Listed records:
'''

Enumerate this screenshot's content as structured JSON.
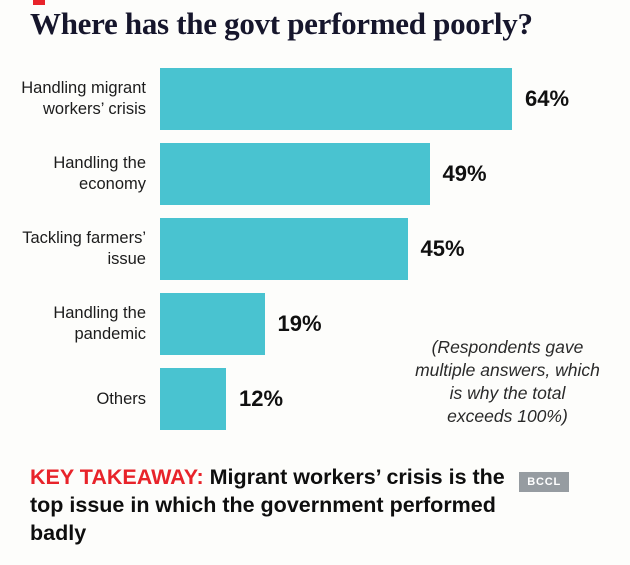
{
  "title": "Where has the govt performed poorly?",
  "chart_data": {
    "type": "bar",
    "orientation": "horizontal",
    "title": "Where has the govt performed poorly?",
    "categories": [
      "Handling migrant workers’ crisis",
      "Handling the economy",
      "Tackling farmers’ issue",
      "Handling the pandemic",
      "Others"
    ],
    "values": [
      64,
      49,
      45,
      19,
      12
    ],
    "value_labels": [
      "64%",
      "49%",
      "45%",
      "19%",
      "12%"
    ],
    "unit": "%",
    "xlim": [
      0,
      70
    ],
    "grid": false,
    "legend": false,
    "bar_color": "#49c3d0"
  },
  "note": "(Respondents gave multiple answers, which is why the total exceeds 100%)",
  "takeaway": {
    "label": "KEY TAKEAWAY:",
    "text": " Migrant workers’ crisis is the top issue in which the government performed badly",
    "label_color": "#e8232a"
  },
  "watermark": "BCCL",
  "colors": {
    "accent_red": "#e8232a",
    "bar_teal": "#49c3d0",
    "title_ink": "#16162c"
  }
}
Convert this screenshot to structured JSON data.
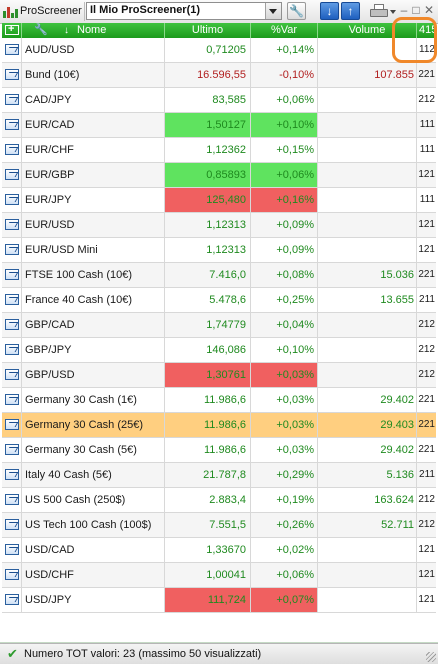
{
  "toolbar": {
    "app_title": "ProScreener",
    "screener_name": "Il Mio ProScreener(1)"
  },
  "colors": {
    "header_green": "#2aa82a",
    "up_text": "#1f8a1f",
    "down_text": "#b11f1f",
    "cell_up_bg": "#5fe35f",
    "cell_down_bg": "#f06060",
    "highlight_row": "#ffcf80",
    "annotation": "#f0882a"
  },
  "icons": [
    "app-chart-icon",
    "chevron-down-icon",
    "wrench-icon",
    "arrow-down-icon",
    "arrow-up-icon",
    "printer-icon",
    "minimize-icon",
    "maximize-icon",
    "close-icon",
    "chart-icon",
    "check-icon"
  ],
  "header": {
    "name": "Nome",
    "last": "Ultimo",
    "var": "%Var",
    "volume": "Volume",
    "code": "415"
  },
  "rows": [
    {
      "name": "AUD/USD",
      "last": "0,71205",
      "var": "+0,14%",
      "volume": "",
      "code": "112",
      "dir": "up"
    },
    {
      "name": "Bund (10€)",
      "last": "16.596,55",
      "var": "-0,10%",
      "volume": "107.855",
      "code": "221",
      "dir": "down"
    },
    {
      "name": "CAD/JPY",
      "last": "83,585",
      "var": "+0,06%",
      "volume": "",
      "code": "212",
      "dir": "up"
    },
    {
      "name": "EUR/CAD",
      "last": "1,50127",
      "var": "+0,10%",
      "volume": "",
      "code": "111",
      "dir": "up",
      "flash": "up"
    },
    {
      "name": "EUR/CHF",
      "last": "1,12362",
      "var": "+0,15%",
      "volume": "",
      "code": "111",
      "dir": "up"
    },
    {
      "name": "EUR/GBP",
      "last": "0,85893",
      "var": "+0,06%",
      "volume": "",
      "code": "121",
      "dir": "up",
      "flash": "up"
    },
    {
      "name": "EUR/JPY",
      "last": "125,480",
      "var": "+0,16%",
      "volume": "",
      "code": "111",
      "dir": "up",
      "flash": "down"
    },
    {
      "name": "EUR/USD",
      "last": "1,12313",
      "var": "+0,09%",
      "volume": "",
      "code": "121",
      "dir": "up"
    },
    {
      "name": "EUR/USD Mini",
      "last": "1,12313",
      "var": "+0,09%",
      "volume": "",
      "code": "121",
      "dir": "up"
    },
    {
      "name": "FTSE 100 Cash (10€)",
      "last": "7.416,0",
      "var": "+0,08%",
      "volume": "15.036",
      "code": "221",
      "dir": "up"
    },
    {
      "name": "France 40 Cash (10€)",
      "last": "5.478,6",
      "var": "+0,25%",
      "volume": "13.655",
      "code": "211",
      "dir": "up"
    },
    {
      "name": "GBP/CAD",
      "last": "1,74779",
      "var": "+0,04%",
      "volume": "",
      "code": "212",
      "dir": "up"
    },
    {
      "name": "GBP/JPY",
      "last": "146,086",
      "var": "+0,10%",
      "volume": "",
      "code": "212",
      "dir": "up"
    },
    {
      "name": "GBP/USD",
      "last": "1,30761",
      "var": "+0,03%",
      "volume": "",
      "code": "212",
      "dir": "up",
      "flash": "down"
    },
    {
      "name": "Germany 30 Cash (1€)",
      "last": "11.986,6",
      "var": "+0,03%",
      "volume": "29.402",
      "code": "221",
      "dir": "up"
    },
    {
      "name": "Germany 30 Cash (25€)",
      "last": "11.986,6",
      "var": "+0,03%",
      "volume": "29.403",
      "code": "221",
      "dir": "up",
      "highlight": true
    },
    {
      "name": "Germany 30 Cash (5€)",
      "last": "11.986,6",
      "var": "+0,03%",
      "volume": "29.402",
      "code": "221",
      "dir": "up"
    },
    {
      "name": "Italy 40 Cash (5€)",
      "last": "21.787,8",
      "var": "+0,29%",
      "volume": "5.136",
      "code": "211",
      "dir": "up"
    },
    {
      "name": "US 500 Cash (250$)",
      "last": "2.883,4",
      "var": "+0,19%",
      "volume": "163.624",
      "code": "212",
      "dir": "up"
    },
    {
      "name": "US Tech 100 Cash (100$)",
      "last": "7.551,5",
      "var": "+0,26%",
      "volume": "52.711",
      "code": "212",
      "dir": "up"
    },
    {
      "name": "USD/CAD",
      "last": "1,33670",
      "var": "+0,02%",
      "volume": "",
      "code": "121",
      "dir": "up"
    },
    {
      "name": "USD/CHF",
      "last": "1,00041",
      "var": "+0,06%",
      "volume": "",
      "code": "121",
      "dir": "up"
    },
    {
      "name": "USD/JPY",
      "last": "111,724",
      "var": "+0,07%",
      "volume": "",
      "code": "121",
      "dir": "up",
      "flash": "down"
    }
  ],
  "status": {
    "text": "Numero TOT valori: 23 (massimo 50 visualizzati)"
  }
}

'''

Goal of the exercise:
The data should be printed again unchanged; leave its pictures out.

Complete response:
Enumerate this screenshot's content as structured JSON.
{
  "title": "Where has the govt performed poorly?",
  "chart_data": {
    "type": "bar",
    "orientation": "horizontal",
    "title": "Where has the govt performed poorly?",
    "categories": [
      "Handling migrant workers’ crisis",
      "Handling the economy",
      "Tackling farmers’ issue",
      "Handling the pandemic",
      "Others"
    ],
    "values": [
      64,
      49,
      45,
      19,
      12
    ],
    "value_labels": [
      "64%",
      "49%",
      "45%",
      "19%",
      "12%"
    ],
    "unit": "%",
    "xlim": [
      0,
      70
    ],
    "grid": false,
    "legend": false,
    "bar_color": "#49c3d0"
  },
  "note": "(Respondents gave multiple answers, which is why the total exceeds 100%)",
  "takeaway": {
    "label": "KEY TAKEAWAY:",
    "text": " Migrant workers’ crisis is the top issue in which the government performed badly",
    "label_color": "#e8232a"
  },
  "watermark": "BCCL",
  "colors": {
    "accent_red": "#e8232a",
    "bar_teal": "#49c3d0",
    "title_ink": "#16162c"
  }
}
Convert this screenshot to structured JSON data.
{
  "toolbar": {
    "app_title": "ProScreener",
    "screener_name": "Il Mio ProScreener(1)"
  },
  "colors": {
    "header_green": "#2aa82a",
    "up_text": "#1f8a1f",
    "down_text": "#b11f1f",
    "cell_up_bg": "#5fe35f",
    "cell_down_bg": "#f06060",
    "highlight_row": "#ffcf80",
    "annotation": "#f0882a"
  },
  "icons": [
    "app-chart-icon",
    "chevron-down-icon",
    "wrench-icon",
    "arrow-down-icon",
    "arrow-up-icon",
    "printer-icon",
    "minimize-icon",
    "maximize-icon",
    "close-icon",
    "chart-icon",
    "check-icon"
  ],
  "header": {
    "name": "Nome",
    "last": "Ultimo",
    "var": "%Var",
    "volume": "Volume",
    "code": "415"
  },
  "rows": [
    {
      "name": "AUD/USD",
      "last": "0,71205",
      "var": "+0,14%",
      "volume": "",
      "code": "112",
      "dir": "up"
    },
    {
      "name": "Bund (10€)",
      "last": "16.596,55",
      "var": "-0,10%",
      "volume": "107.855",
      "code": "221",
      "dir": "down"
    },
    {
      "name": "CAD/JPY",
      "last": "83,585",
      "var": "+0,06%",
      "volume": "",
      "code": "212",
      "dir": "up"
    },
    {
      "name": "EUR/CAD",
      "last": "1,50127",
      "var": "+0,10%",
      "volume": "",
      "code": "111",
      "dir": "up",
      "flash": "up"
    },
    {
      "name": "EUR/CHF",
      "last": "1,12362",
      "var": "+0,15%",
      "volume": "",
      "code": "111",
      "dir": "up"
    },
    {
      "name": "EUR/GBP",
      "last": "0,85893",
      "var": "+0,06%",
      "volume": "",
      "code": "121",
      "dir": "up",
      "flash": "up"
    },
    {
      "name": "EUR/JPY",
      "last": "125,480",
      "var": "+0,16%",
      "volume": "",
      "code": "111",
      "dir": "up",
      "flash": "down"
    },
    {
      "name": "EUR/USD",
      "last": "1,12313",
      "var": "+0,09%",
      "volume": "",
      "code": "121",
      "dir": "up"
    },
    {
      "name": "EUR/USD Mini",
      "last": "1,12313",
      "var": "+0,09%",
      "volume": "",
      "code": "121",
      "dir": "up"
    },
    {
      "name": "FTSE 100 Cash (10€)",
      "last": "7.416,0",
      "var": "+0,08%",
      "volume": "15.036",
      "code": "221",
      "dir": "up"
    },
    {
      "name": "France 40 Cash (10€)",
      "last": "5.478,6",
      "var": "+0,25%",
      "volume": "13.655",
      "code": "211",
      "dir": "up"
    },
    {
      "name": "GBP/CAD",
      "last": "1,74779",
      "var": "+0,04%",
      "volume": "",
      "code": "212",
      "dir": "up"
    },
    {
      "name": "GBP/JPY",
      "last": "146,086",
      "var": "+0,10%",
      "volume": "",
      "code": "212",
      "dir": "up"
    },
    {
      "name": "GBP/USD",
      "last": "1,30761",
      "var": "+0,03%",
      "volume": "",
      "code": "212",
      "dir": "up",
      "flash": "down"
    },
    {
      "name": "Germany 30 Cash (1€)",
      "last": "11.986,6",
      "var": "+0,03%",
      "volume": "29.402",
      "code": "221",
      "dir": "up"
    },
    {
      "name": "Germany 30 Cash (25€)",
      "last": "11.986,6",
      "var": "+0,03%",
      "volume": "29.403",
      "code": "221",
      "dir": "up",
      "highlight": true
    },
    {
      "name": "Germany 30 Cash (5€)",
      "last": "11.986,6",
      "var": "+0,03%",
      "volume": "29.402",
      "code": "221",
      "dir": "up"
    },
    {
      "name": "Italy 40 Cash (5€)",
      "last": "21.787,8",
      "var": "+0,29%",
      "volume": "5.136",
      "code": "211",
      "dir": "up"
    },
    {
      "name": "US 500 Cash (250$)",
      "last": "2.883,4",
      "var": "+0,19%",
      "volume": "163.624",
      "code": "212",
      "dir": "up"
    },
    {
      "name": "US Tech 100 Cash (100$)",
      "last": "7.551,5",
      "var": "+0,26%",
      "volume": "52.711",
      "code": "212",
      "dir": "up"
    },
    {
      "name": "USD/CAD",
      "last": "1,33670",
      "var": "+0,02%",
      "volume": "",
      "code": "121",
      "dir": "up"
    },
    {
      "name": "USD/CHF",
      "last": "1,00041",
      "var": "+0,06%",
      "volume": "",
      "code": "121",
      "dir": "up"
    },
    {
      "name": "USD/JPY",
      "last": "111,724",
      "var": "+0,07%",
      "volume": "",
      "code": "121",
      "dir": "up",
      "flash": "down"
    }
  ],
  "status": {
    "text": "Numero TOT valori: 23 (massimo 50 visualizzati)"
  }
}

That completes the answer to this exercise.